**Goal of the exercise:**
Repeat the material exactly, leaving nothing out.

(Dataset items)
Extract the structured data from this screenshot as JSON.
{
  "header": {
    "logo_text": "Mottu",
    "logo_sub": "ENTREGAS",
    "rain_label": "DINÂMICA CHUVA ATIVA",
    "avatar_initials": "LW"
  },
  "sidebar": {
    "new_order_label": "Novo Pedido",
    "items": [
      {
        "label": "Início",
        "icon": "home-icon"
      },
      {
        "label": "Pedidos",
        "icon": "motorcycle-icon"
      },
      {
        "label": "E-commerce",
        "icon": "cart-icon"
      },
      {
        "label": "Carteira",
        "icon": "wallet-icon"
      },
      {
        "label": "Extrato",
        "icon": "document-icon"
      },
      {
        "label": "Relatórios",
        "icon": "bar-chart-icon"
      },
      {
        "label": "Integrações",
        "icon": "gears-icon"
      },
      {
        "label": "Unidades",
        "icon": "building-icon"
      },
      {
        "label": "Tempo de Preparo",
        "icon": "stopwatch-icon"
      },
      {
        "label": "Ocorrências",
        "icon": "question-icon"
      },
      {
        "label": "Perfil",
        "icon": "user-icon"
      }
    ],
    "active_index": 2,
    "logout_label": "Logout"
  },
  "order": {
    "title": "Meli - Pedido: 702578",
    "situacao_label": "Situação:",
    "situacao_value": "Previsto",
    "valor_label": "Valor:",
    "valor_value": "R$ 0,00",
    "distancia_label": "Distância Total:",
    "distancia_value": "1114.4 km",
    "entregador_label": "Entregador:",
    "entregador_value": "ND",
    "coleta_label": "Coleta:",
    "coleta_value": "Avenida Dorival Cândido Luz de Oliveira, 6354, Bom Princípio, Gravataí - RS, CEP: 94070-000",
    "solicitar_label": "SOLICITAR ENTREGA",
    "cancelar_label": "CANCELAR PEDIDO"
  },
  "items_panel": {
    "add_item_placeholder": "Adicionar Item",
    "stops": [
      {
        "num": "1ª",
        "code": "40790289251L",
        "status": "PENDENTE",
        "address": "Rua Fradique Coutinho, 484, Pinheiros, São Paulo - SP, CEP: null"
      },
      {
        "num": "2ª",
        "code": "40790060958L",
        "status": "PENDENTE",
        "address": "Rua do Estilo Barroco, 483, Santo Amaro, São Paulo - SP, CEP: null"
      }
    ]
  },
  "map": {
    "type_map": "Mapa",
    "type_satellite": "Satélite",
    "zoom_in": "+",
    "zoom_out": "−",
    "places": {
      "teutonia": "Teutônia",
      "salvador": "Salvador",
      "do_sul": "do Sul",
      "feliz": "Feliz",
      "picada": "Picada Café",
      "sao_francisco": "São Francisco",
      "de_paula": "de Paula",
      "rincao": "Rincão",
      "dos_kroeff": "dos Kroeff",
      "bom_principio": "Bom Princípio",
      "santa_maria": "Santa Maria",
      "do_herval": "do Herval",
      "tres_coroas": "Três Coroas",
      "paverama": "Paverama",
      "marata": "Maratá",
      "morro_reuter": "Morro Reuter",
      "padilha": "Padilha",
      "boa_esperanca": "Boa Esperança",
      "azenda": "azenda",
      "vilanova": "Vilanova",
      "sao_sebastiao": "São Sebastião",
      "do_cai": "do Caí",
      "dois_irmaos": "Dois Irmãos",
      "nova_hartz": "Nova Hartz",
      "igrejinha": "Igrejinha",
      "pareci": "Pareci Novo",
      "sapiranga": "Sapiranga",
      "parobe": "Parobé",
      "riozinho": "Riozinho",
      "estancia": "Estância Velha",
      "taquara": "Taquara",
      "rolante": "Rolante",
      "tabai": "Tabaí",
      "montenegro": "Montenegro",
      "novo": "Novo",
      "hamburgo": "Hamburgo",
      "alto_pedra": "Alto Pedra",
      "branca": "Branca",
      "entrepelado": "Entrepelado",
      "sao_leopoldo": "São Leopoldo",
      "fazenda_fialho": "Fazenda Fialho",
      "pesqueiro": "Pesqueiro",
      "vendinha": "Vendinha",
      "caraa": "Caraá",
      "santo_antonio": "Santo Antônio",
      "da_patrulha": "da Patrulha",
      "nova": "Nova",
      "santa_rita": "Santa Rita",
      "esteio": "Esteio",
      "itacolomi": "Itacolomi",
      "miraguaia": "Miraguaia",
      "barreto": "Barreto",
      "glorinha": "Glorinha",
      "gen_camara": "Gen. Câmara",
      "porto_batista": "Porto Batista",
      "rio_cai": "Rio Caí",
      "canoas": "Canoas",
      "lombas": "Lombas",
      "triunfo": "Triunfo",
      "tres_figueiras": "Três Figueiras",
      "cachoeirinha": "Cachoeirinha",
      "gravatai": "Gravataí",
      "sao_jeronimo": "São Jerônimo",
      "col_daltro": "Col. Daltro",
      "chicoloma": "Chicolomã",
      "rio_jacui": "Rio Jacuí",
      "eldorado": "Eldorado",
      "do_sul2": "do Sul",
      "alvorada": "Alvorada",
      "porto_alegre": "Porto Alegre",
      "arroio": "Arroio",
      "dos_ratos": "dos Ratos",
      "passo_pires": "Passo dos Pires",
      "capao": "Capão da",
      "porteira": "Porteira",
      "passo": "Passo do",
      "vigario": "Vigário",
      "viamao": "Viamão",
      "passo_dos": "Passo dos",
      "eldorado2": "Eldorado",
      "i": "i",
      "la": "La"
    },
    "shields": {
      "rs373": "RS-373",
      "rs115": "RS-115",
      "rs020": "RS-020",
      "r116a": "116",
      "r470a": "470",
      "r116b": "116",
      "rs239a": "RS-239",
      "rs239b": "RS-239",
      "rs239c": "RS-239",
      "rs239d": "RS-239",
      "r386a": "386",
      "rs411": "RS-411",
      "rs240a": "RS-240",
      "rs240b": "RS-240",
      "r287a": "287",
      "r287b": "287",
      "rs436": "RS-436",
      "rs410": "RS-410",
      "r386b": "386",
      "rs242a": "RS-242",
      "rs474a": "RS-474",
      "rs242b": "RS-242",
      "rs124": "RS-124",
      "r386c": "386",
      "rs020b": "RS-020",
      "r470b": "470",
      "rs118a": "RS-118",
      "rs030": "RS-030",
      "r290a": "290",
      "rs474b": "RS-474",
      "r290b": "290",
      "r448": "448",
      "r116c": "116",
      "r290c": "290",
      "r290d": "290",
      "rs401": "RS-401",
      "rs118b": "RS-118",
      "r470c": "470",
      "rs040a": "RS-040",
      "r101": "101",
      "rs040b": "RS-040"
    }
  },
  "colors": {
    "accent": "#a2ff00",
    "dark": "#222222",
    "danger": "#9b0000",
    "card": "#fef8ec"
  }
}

**Exercise output:**
Extract the structured data from this screenshot as JSON.
{
  "header": {
    "logo_text": "Mottu",
    "logo_sub": "ENTREGAS",
    "rain_label": "DINÂMICA CHUVA ATIVA",
    "avatar_initials": "LW"
  },
  "sidebar": {
    "new_order_label": "Novo Pedido",
    "items": [
      {
        "label": "Início",
        "icon": "home-icon"
      },
      {
        "label": "Pedidos",
        "icon": "motorcycle-icon"
      },
      {
        "label": "E-commerce",
        "icon": "cart-icon"
      },
      {
        "label": "Carteira",
        "icon": "wallet-icon"
      },
      {
        "label": "Extrato",
        "icon": "document-icon"
      },
      {
        "label": "Relatórios",
        "icon": "bar-chart-icon"
      },
      {
        "label": "Integrações",
        "icon": "gears-icon"
      },
      {
        "label": "Unidades",
        "icon": "building-icon"
      },
      {
        "label": "Tempo de Preparo",
        "icon": "stopwatch-icon"
      },
      {
        "label": "Ocorrências",
        "icon": "question-icon"
      },
      {
        "label": "Perfil",
        "icon": "user-icon"
      }
    ],
    "active_index": 2,
    "logout_label": "Logout"
  },
  "order": {
    "title": "Meli - Pedido: 702578",
    "situacao_label": "Situação:",
    "situacao_value": "Previsto",
    "valor_label": "Valor:",
    "valor_value": "R$ 0,00",
    "distancia_label": "Distância Total:",
    "distancia_value": "1114.4 km",
    "entregador_label": "Entregador:",
    "entregador_value": "ND",
    "coleta_label": "Coleta:",
    "coleta_value": "Avenida Dorival Cândido Luz de Oliveira, 6354, Bom Princípio, Gravataí - RS, CEP: 94070-000",
    "solicitar_label": "SOLICITAR ENTREGA",
    "cancelar_label": "CANCELAR PEDIDO"
  },
  "items_panel": {
    "add_item_placeholder": "Adicionar Item",
    "stops": [
      {
        "num": "1ª",
        "code": "40790289251L",
        "status": "PENDENTE",
        "address": "Rua Fradique Coutinho, 484, Pinheiros, São Paulo - SP, CEP: null"
      },
      {
        "num": "2ª",
        "code": "40790060958L",
        "status": "PENDENTE",
        "address": "Rua do Estilo Barroco, 483, Santo Amaro, São Paulo - SP, CEP: null"
      }
    ]
  },
  "map": {
    "type_map": "Mapa",
    "type_satellite": "Satélite",
    "zoom_in": "+",
    "zoom_out": "−",
    "places": {
      "teutonia": "Teutônia",
      "salvador": "Salvador",
      "do_sul": "do Sul",
      "feliz": "Feliz",
      "picada": "Picada Café",
      "sao_francisco": "São Francisco",
      "de_paula": "de Paula",
      "rincao": "Rincão",
      "dos_kroeff": "dos Kroeff",
      "bom_principio": "Bom Princípio",
      "santa_maria": "Santa Maria",
      "do_herval": "do Herval",
      "tres_coroas": "Três Coroas",
      "paverama": "Paverama",
      "marata": "Maratá",
      "morro_reuter": "Morro Reuter",
      "padilha": "Padilha",
      "boa_esperanca": "Boa Esperança",
      "azenda": "azenda",
      "vilanova": "Vilanova",
      "sao_sebastiao": "São Sebastião",
      "do_cai": "do Caí",
      "dois_irmaos": "Dois Irmãos",
      "nova_hartz": "Nova Hartz",
      "igrejinha": "Igrejinha",
      "pareci": "Pareci Novo",
      "sapiranga": "Sapiranga",
      "parobe": "Parobé",
      "riozinho": "Riozinho",
      "estancia": "Estância Velha",
      "taquara": "Taquara",
      "rolante": "Rolante",
      "tabai": "Tabaí",
      "montenegro": "Montenegro",
      "novo": "Novo",
      "hamburgo": "Hamburgo",
      "alto_pedra": "Alto Pedra",
      "branca": "Branca",
      "entrepelado": "Entrepelado",
      "sao_leopoldo": "São Leopoldo",
      "fazenda_fialho": "Fazenda Fialho",
      "pesqueiro": "Pesqueiro",
      "vendinha": "Vendinha",
      "caraa": "Caraá",
      "santo_antonio": "Santo Antônio",
      "da_patrulha": "da Patrulha",
      "nova": "Nova",
      "santa_rita": "Santa Rita",
      "esteio": "Esteio",
      "itacolomi": "Itacolomi",
      "miraguaia": "Miraguaia",
      "barreto": "Barreto",
      "glorinha": "Glorinha",
      "gen_camara": "Gen. Câmara",
      "porto_batista": "Porto Batista",
      "rio_cai": "Rio Caí",
      "canoas": "Canoas",
      "lombas": "Lombas",
      "triunfo": "Triunfo",
      "tres_figueiras": "Três Figueiras",
      "cachoeirinha": "Cachoeirinha",
      "gravatai": "Gravataí",
      "sao_jeronimo": "São Jerônimo",
      "col_daltro": "Col. Daltro",
      "chicoloma": "Chicolomã",
      "rio_jacui": "Rio Jacuí",
      "eldorado": "Eldorado",
      "do_sul2": "do Sul",
      "alvorada": "Alvorada",
      "porto_alegre": "Porto Alegre",
      "arroio": "Arroio",
      "dos_ratos": "dos Ratos",
      "passo_pires": "Passo dos Pires",
      "capao": "Capão da",
      "porteira": "Porteira",
      "passo": "Passo do",
      "vigario": "Vigário",
      "viamao": "Viamão",
      "passo_dos": "Passo dos",
      "eldorado2": "Eldorado",
      "i": "i",
      "la": "La"
    },
    "shields": {
      "rs373": "RS-373",
      "rs115": "RS-115",
      "rs020": "RS-020",
      "r116a": "116",
      "r470a": "470",
      "r116b": "116",
      "rs239a": "RS-239",
      "rs239b": "RS-239",
      "rs239c": "RS-239",
      "rs239d": "RS-239",
      "r386a": "386",
      "rs411": "RS-411",
      "rs240a": "RS-240",
      "rs240b": "RS-240",
      "r287a": "287",
      "r287b": "287",
      "rs436": "RS-436",
      "rs410": "RS-410",
      "r386b": "386",
      "rs242a": "RS-242",
      "rs474a": "RS-474",
      "rs242b": "RS-242",
      "rs124": "RS-124",
      "r386c": "386",
      "rs020b": "RS-020",
      "r470b": "470",
      "rs118a": "RS-118",
      "rs030": "RS-030",
      "r290a": "290",
      "rs474b": "RS-474",
      "r290b": "290",
      "r448": "448",
      "r116c": "116",
      "r290c": "290",
      "r290d": "290",
      "rs401": "RS-401",
      "rs118b": "RS-118",
      "r470c": "470",
      "rs040a": "RS-040",
      "r101": "101",
      "rs040b": "RS-040"
    }
  },
  "colors": {
    "accent": "#a2ff00",
    "dark": "#222222",
    "danger": "#9b0000",
    "card": "#fef8ec"
  }
}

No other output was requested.